[STATED EXERCISE]
Repeat each entry word for word. Leave any images out of the copy.

[RECORDS TO PROCESS]
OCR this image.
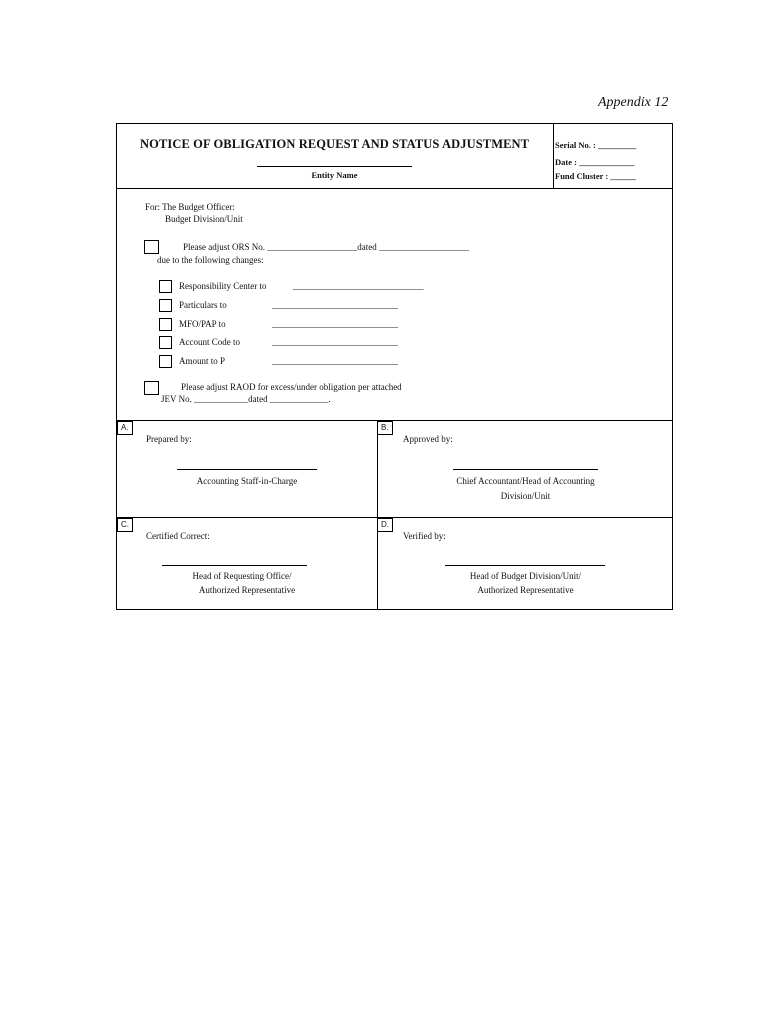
Appendix 12
NOTICE OF OBLIGATION REQUEST AND STATUS ADJUSTMENT
Entity Name
Serial No. : _________
Date : _____________
Fund Cluster : ______
For: The Budget Officer:
Budget Division/Unit
Please adjust ORS No. ____________________dated ____________________
due to the following changes:
Responsibility Center to	_____________________________
Particulars to	____________________________
MFO/PAP to	____________________________
Account Code to	____________________________
Amount to P	____________________________
Please adjust RAOD for excess/under obligation per attached
JEV No. ____________dated _____________.
A.
Prepared by:
Accounting Staff-in-Charge
B.
Approved by:
Chief Accountant/Head of Accounting
Division/Unit
C.
Certified Correct:
Head of Requesting Office/
Authorized Representative
D.
Verified by:
Head of Budget Division/Unit/
Authorized Representative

[FINAL ANSWER]
OCR this image.
Appendix 12
NOTICE OF OBLIGATION REQUEST AND STATUS ADJUSTMENT
Entity Name
Serial No. : _________
Date : _____________
Fund Cluster : ______
For: The Budget Officer:
Budget Division/Unit
Please adjust ORS No. ____________________dated ____________________
due to the following changes:
Responsibility Center to	_____________________________
Particulars to	____________________________
MFO/PAP to	____________________________
Account Code to	____________________________
Amount to P	____________________________
Please adjust RAOD for excess/under obligation per attached
JEV No. ____________dated _____________.
A.
Prepared by:
Accounting Staff-in-Charge
B.
Approved by:
Chief Accountant/Head of Accounting
Division/Unit
C.
Certified Correct:
Head of Requesting Office/
Authorized Representative
D.
Verified by:
Head of Budget Division/Unit/
Authorized Representative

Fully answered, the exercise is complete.